> [AIM OF THE TASK]: Exactly as given, repeat all of the entries.

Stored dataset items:
+---+

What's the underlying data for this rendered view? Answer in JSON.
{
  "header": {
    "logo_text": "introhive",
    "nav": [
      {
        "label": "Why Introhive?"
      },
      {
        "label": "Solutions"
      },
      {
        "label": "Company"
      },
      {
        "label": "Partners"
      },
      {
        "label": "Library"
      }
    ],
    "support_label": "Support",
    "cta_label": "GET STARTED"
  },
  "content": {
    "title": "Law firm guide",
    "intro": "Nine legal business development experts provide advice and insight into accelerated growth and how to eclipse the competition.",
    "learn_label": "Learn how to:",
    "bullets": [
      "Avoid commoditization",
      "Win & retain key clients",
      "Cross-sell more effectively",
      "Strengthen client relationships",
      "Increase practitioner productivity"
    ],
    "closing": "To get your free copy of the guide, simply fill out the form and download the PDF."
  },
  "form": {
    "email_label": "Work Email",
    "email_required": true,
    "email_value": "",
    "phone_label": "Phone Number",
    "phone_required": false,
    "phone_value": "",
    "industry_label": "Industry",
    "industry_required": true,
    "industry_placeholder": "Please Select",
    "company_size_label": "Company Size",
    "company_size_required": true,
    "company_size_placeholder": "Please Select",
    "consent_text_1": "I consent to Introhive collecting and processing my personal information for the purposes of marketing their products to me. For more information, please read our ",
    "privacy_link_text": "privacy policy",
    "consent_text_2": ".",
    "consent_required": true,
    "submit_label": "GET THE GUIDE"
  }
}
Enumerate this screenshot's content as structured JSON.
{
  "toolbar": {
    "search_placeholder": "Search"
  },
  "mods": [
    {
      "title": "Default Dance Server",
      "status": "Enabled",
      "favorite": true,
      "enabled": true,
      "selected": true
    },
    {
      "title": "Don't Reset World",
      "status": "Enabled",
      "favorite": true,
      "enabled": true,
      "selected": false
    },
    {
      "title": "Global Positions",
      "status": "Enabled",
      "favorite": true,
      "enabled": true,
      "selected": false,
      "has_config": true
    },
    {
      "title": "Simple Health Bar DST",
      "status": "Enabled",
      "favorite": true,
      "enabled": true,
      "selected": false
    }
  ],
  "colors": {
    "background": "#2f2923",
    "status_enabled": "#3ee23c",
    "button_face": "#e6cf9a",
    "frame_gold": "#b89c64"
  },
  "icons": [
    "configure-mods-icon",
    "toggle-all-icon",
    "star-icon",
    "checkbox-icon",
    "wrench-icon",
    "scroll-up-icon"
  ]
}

+---+

> [OUTPUT OF THE TASK]:
What's the underlying data for this rendered view? Answer in JSON.
{
  "header": {
    "logo_text": "introhive",
    "nav": [
      {
        "label": "Why Introhive?"
      },
      {
        "label": "Solutions"
      },
      {
        "label": "Company"
      },
      {
        "label": "Partners"
      },
      {
        "label": "Library"
      }
    ],
    "support_label": "Support",
    "cta_label": "GET STARTED"
  },
  "content": {
    "title": "Law firm guide",
    "intro": "Nine legal business development experts provide advice and insight into accelerated growth and how to eclipse the competition.",
    "learn_label": "Learn how to:",
    "bullets": [
      "Avoid commoditization",
      "Win & retain key clients",
      "Cross-sell more effectively",
      "Strengthen client relationships",
      "Increase practitioner productivity"
    ],
    "closing": "To get your free copy of the guide, simply fill out the form and download the PDF."
  },
  "form": {
    "email_label": "Work Email",
    "email_required": true,
    "email_value": "",
    "phone_label": "Phone Number",
    "phone_required": false,
    "phone_value": "",
    "industry_label": "Industry",
    "industry_required": true,
    "industry_placeholder": "Please Select",
    "company_size_label": "Company Size",
    "company_size_required": true,
    "company_size_placeholder": "Please Select",
    "consent_text_1": "I consent to Introhive collecting and processing my personal information for the purposes of marketing their products to me. For more information, please read our ",
    "privacy_link_text": "privacy policy",
    "consent_text_2": ".",
    "consent_required": true,
    "submit_label": "GET THE GUIDE"
  }
}
Enumerate this screenshot's content as structured JSON.
{
  "toolbar": {
    "search_placeholder": "Search"
  },
  "mods": [
    {
      "title": "Default Dance Server",
      "status": "Enabled",
      "favorite": true,
      "enabled": true,
      "selected": true
    },
    {
      "title": "Don't Reset World",
      "status": "Enabled",
      "favorite": true,
      "enabled": true,
      "selected": false
    },
    {
      "title": "Global Positions",
      "status": "Enabled",
      "favorite": true,
      "enabled": true,
      "selected": false,
      "has_config": true
    },
    {
      "title": "Simple Health Bar DST",
      "status": "Enabled",
      "favorite": true,
      "enabled": true,
      "selected": false
    }
  ],
  "colors": {
    "background": "#2f2923",
    "status_enabled": "#3ee23c",
    "button_face": "#e6cf9a",
    "frame_gold": "#b89c64"
  },
  "icons": [
    "configure-mods-icon",
    "toggle-all-icon",
    "star-icon",
    "checkbox-icon",
    "wrench-icon",
    "scroll-up-icon"
  ]
}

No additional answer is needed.